Direction >>
Read the records below and copy each line that contains "seasurface".

Material provided >>
+--
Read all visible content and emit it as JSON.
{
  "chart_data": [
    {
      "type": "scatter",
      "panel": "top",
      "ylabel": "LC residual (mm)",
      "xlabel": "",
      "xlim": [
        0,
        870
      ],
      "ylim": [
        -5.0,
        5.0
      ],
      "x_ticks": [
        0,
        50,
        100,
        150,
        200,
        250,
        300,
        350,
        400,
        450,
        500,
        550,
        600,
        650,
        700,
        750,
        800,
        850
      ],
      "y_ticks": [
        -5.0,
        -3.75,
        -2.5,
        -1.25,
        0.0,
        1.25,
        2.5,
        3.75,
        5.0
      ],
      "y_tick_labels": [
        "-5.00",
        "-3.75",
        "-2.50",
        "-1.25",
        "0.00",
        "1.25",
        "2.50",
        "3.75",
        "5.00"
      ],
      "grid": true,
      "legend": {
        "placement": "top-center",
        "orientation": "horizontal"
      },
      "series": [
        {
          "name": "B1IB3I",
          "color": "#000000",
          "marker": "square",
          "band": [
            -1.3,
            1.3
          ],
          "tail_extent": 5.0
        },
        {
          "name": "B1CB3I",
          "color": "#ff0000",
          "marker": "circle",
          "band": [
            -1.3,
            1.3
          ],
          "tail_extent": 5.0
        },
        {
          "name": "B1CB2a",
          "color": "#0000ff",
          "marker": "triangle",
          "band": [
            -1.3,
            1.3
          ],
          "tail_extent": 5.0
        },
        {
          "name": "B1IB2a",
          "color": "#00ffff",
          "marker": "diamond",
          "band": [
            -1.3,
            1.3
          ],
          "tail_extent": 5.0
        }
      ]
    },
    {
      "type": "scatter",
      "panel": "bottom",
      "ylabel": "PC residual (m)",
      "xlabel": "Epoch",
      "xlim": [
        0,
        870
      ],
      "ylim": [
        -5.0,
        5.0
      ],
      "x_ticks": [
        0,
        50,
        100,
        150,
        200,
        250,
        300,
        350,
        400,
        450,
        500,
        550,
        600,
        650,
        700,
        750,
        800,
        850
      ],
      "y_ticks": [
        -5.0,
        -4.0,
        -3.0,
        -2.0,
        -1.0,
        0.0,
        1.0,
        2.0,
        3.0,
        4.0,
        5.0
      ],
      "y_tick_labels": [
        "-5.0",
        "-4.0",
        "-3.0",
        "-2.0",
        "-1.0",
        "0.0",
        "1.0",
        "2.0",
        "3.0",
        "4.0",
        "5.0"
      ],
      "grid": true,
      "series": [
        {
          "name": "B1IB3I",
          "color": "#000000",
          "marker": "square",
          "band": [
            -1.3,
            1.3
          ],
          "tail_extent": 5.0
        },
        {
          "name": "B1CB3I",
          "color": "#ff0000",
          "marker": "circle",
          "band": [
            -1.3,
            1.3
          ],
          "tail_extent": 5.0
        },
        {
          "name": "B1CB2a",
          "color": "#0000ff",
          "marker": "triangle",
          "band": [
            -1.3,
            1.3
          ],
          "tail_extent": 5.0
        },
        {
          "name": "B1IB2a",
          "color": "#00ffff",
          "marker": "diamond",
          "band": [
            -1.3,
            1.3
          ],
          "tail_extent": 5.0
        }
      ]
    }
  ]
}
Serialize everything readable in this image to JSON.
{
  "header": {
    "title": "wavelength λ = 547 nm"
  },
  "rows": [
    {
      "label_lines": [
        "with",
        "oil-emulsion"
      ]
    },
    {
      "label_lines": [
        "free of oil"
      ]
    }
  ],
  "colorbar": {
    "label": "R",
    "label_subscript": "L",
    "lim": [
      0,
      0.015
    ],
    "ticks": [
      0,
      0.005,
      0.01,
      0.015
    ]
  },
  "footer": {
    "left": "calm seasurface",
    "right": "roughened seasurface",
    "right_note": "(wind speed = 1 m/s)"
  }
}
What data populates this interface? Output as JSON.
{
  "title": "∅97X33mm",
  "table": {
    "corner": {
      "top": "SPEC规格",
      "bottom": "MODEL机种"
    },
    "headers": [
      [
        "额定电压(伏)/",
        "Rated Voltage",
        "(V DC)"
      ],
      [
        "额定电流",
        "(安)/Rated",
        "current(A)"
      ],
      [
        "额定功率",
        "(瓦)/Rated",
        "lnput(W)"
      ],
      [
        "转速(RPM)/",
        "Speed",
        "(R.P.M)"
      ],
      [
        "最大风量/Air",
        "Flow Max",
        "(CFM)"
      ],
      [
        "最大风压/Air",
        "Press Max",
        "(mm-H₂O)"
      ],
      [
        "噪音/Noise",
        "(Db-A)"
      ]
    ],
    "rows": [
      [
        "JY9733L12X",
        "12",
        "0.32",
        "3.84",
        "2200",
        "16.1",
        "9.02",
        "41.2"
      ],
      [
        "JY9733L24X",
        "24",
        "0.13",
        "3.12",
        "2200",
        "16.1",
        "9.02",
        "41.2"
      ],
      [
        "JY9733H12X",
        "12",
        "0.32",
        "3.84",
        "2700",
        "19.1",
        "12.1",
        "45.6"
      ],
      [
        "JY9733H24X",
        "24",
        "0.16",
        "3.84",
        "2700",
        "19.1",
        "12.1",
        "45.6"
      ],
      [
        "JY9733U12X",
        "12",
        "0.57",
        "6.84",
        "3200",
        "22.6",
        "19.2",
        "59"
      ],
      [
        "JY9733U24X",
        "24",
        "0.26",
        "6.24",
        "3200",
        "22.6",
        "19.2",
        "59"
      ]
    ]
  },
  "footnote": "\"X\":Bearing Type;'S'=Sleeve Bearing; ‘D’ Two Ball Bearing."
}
+--
Full solution >>
    "left": "calm seasurface",
    "right": "roughened seasurface",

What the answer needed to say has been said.